_Instructions to follow_.
Present every line in which the string "manualmente" appears.

_Listing_.
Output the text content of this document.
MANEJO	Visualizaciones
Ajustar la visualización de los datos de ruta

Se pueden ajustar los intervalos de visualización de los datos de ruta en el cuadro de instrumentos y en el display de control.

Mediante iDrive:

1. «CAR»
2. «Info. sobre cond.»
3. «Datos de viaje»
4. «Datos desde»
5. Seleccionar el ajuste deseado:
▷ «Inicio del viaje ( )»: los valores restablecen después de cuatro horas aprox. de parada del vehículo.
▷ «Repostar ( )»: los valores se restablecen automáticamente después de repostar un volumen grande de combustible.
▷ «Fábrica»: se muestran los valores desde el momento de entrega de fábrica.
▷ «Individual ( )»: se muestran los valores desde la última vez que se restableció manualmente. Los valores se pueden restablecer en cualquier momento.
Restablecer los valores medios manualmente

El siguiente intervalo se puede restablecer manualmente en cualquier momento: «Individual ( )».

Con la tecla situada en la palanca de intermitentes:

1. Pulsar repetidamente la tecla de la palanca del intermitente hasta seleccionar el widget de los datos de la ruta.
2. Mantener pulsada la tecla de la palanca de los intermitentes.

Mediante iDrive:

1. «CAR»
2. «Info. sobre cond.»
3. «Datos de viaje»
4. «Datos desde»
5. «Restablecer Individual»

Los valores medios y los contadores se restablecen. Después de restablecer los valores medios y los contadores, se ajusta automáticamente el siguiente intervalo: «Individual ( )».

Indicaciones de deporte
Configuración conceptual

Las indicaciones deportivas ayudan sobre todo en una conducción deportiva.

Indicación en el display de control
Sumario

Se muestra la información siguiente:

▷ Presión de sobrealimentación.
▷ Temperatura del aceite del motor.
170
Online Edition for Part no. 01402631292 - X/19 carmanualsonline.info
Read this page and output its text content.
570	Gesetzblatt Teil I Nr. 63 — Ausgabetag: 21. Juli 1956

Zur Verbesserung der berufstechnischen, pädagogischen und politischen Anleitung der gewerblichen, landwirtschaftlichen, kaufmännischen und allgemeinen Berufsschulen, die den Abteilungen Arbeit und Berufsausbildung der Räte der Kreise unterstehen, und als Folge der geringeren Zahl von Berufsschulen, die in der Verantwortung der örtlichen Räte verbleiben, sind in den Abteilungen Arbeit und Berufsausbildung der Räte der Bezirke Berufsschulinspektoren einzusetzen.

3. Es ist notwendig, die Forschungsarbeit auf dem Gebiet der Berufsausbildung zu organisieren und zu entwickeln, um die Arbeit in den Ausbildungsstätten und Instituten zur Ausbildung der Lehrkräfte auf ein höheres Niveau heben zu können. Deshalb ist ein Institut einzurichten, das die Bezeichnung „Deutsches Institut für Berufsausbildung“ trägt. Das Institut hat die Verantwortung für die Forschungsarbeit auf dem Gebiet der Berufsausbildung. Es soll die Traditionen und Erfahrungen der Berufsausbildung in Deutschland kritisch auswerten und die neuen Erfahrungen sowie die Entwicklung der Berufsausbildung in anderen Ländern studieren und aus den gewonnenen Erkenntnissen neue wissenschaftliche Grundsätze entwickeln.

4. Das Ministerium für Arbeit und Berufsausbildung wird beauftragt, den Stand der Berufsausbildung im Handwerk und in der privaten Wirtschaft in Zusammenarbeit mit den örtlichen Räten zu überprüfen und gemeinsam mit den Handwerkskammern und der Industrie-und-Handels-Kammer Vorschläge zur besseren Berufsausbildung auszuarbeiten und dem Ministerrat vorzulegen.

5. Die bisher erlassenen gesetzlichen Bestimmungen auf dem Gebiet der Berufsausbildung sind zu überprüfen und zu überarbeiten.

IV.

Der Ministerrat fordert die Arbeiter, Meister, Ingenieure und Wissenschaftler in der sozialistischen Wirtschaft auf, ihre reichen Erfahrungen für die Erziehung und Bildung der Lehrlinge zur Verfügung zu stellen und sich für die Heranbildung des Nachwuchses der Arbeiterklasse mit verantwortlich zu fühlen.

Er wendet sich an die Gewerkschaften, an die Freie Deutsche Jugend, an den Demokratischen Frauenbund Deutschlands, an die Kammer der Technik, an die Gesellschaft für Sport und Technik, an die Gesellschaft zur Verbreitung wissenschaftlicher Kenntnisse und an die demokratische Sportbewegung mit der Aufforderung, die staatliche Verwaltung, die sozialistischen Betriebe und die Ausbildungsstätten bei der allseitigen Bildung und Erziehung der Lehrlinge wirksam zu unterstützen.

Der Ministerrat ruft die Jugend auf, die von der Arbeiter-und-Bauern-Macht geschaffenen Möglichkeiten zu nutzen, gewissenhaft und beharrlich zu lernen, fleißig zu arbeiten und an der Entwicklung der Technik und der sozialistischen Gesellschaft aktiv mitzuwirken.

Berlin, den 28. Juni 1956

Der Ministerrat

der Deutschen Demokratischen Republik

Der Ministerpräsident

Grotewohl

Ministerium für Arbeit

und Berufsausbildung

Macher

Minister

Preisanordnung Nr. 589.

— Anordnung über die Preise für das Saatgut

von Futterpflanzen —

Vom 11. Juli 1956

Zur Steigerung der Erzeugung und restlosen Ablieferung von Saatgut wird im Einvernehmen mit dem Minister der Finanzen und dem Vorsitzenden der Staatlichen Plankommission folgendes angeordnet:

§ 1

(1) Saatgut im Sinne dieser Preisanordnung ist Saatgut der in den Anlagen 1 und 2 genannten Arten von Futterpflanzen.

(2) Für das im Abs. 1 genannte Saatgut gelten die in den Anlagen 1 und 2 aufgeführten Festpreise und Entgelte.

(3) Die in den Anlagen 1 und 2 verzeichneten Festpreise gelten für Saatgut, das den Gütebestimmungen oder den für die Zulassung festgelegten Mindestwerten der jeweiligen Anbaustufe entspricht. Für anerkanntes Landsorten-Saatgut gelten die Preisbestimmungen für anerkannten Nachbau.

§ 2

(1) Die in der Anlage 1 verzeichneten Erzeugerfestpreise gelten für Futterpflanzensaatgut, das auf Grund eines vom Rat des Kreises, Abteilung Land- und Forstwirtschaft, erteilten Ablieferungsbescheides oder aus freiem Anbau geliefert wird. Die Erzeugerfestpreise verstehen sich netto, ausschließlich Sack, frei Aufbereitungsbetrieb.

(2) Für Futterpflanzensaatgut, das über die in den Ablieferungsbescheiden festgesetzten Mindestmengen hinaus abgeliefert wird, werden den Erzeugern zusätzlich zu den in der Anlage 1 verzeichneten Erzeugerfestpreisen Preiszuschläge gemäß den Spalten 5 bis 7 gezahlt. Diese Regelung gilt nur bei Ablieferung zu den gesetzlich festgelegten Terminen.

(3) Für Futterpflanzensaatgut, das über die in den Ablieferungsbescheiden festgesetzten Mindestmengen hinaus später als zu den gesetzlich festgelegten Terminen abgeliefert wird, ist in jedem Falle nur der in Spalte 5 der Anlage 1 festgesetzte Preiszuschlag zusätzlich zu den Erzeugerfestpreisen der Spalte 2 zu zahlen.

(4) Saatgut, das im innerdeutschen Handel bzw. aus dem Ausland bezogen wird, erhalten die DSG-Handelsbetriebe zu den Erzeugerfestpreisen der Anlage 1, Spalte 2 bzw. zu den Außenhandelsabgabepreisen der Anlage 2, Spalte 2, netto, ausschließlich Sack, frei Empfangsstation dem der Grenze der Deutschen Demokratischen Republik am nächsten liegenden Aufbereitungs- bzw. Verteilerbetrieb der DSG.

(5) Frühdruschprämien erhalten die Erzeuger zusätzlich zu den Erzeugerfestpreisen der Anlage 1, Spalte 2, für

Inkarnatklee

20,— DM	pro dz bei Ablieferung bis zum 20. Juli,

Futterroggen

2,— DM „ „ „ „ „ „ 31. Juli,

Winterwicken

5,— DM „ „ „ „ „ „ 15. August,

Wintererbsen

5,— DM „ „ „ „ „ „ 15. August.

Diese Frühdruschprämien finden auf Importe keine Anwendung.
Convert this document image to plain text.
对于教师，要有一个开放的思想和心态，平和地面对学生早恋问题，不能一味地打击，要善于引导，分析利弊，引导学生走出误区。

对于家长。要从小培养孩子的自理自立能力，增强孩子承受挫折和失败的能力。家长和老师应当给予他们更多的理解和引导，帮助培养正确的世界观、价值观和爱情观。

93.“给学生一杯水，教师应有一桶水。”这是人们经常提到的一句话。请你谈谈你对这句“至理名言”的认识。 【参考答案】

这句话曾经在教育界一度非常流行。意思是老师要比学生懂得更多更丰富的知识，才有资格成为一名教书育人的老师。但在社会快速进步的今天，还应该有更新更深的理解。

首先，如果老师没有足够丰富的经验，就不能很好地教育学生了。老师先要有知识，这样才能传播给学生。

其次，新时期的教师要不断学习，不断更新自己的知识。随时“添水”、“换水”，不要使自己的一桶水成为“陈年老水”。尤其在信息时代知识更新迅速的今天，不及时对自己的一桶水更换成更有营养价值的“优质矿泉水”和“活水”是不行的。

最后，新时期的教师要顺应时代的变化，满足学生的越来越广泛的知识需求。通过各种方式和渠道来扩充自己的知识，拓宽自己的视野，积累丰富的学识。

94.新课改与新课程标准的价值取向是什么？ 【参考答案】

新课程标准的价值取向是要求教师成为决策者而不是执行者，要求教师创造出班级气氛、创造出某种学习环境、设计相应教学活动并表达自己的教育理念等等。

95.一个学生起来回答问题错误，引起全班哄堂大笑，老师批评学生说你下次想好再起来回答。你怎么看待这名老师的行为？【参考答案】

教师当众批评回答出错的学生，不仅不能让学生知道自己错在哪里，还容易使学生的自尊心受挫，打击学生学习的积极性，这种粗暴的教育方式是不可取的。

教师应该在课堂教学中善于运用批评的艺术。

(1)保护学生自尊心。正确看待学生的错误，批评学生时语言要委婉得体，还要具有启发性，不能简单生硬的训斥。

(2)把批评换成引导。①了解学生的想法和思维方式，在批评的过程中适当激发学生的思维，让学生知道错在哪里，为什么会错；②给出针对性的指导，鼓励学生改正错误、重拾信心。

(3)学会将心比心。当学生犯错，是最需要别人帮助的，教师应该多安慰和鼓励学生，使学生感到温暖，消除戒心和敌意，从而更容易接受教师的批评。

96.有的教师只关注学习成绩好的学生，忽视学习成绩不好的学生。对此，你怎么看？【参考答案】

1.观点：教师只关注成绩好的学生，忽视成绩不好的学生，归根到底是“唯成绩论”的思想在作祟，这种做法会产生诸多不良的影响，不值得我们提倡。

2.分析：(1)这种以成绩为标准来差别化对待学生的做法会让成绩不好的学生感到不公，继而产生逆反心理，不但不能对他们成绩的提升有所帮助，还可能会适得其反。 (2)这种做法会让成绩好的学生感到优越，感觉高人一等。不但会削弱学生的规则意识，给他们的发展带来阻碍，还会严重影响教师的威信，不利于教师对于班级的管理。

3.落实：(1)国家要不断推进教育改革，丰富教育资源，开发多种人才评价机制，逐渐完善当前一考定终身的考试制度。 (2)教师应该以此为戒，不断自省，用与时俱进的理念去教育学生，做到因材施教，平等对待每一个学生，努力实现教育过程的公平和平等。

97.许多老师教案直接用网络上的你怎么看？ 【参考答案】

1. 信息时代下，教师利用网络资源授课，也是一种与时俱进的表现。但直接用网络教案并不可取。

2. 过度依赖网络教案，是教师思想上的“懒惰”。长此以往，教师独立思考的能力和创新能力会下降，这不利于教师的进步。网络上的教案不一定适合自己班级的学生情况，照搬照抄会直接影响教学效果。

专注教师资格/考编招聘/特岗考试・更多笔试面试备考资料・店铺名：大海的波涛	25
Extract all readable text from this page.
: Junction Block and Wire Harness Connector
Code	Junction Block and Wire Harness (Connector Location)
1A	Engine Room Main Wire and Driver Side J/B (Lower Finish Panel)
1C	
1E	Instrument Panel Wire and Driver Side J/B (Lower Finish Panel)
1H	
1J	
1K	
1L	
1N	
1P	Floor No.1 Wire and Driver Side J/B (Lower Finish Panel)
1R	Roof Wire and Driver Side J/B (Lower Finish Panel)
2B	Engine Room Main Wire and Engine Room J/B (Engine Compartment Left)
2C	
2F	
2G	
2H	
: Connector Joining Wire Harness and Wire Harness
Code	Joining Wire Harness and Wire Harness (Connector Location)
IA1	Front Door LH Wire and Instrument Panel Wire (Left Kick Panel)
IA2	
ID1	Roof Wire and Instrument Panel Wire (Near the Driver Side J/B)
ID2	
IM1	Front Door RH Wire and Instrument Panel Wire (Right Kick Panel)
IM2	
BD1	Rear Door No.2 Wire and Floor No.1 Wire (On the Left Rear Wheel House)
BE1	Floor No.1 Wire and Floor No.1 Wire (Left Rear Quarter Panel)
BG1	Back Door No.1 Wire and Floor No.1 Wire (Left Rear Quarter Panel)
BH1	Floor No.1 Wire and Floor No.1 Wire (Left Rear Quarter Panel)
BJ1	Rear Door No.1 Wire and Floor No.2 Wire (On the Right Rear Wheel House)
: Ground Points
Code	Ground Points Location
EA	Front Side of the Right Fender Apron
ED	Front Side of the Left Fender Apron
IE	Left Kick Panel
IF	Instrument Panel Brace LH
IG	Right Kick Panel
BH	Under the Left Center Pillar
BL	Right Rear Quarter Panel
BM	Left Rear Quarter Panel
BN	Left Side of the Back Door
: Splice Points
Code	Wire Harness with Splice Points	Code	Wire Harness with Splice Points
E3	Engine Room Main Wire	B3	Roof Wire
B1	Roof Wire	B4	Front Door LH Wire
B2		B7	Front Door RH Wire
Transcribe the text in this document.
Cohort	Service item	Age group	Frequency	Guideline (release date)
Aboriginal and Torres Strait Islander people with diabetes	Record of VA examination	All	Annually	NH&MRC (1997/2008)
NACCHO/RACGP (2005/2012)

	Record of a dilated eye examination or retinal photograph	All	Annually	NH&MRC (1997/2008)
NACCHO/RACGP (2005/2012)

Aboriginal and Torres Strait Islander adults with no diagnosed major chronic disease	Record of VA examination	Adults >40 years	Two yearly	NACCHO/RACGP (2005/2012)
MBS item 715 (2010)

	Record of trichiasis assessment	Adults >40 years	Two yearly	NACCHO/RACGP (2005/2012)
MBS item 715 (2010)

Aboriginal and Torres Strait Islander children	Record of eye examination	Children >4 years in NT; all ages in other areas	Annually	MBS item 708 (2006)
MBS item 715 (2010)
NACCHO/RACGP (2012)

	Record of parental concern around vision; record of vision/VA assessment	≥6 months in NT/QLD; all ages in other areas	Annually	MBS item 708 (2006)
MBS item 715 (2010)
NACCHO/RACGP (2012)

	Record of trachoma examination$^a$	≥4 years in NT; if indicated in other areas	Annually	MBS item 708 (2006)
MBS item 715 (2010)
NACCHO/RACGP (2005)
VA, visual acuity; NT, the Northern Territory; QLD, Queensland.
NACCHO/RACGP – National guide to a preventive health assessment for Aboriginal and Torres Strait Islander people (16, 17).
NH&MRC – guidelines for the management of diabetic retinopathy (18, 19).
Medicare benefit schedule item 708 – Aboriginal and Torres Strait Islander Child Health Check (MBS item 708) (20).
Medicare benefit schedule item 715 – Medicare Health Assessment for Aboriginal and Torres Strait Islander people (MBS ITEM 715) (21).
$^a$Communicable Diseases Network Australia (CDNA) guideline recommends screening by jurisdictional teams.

_Completed task_.
▷ «Individual ( )»: se muestran los valores desde la última vez que se restableció manualmente. Los valores se pueden restablecer en cualquier momento.
Restablecer los valores medios manualmente
El siguiente intervalo se puede restablecer manualmente en cualquier momento: «Individual ( )».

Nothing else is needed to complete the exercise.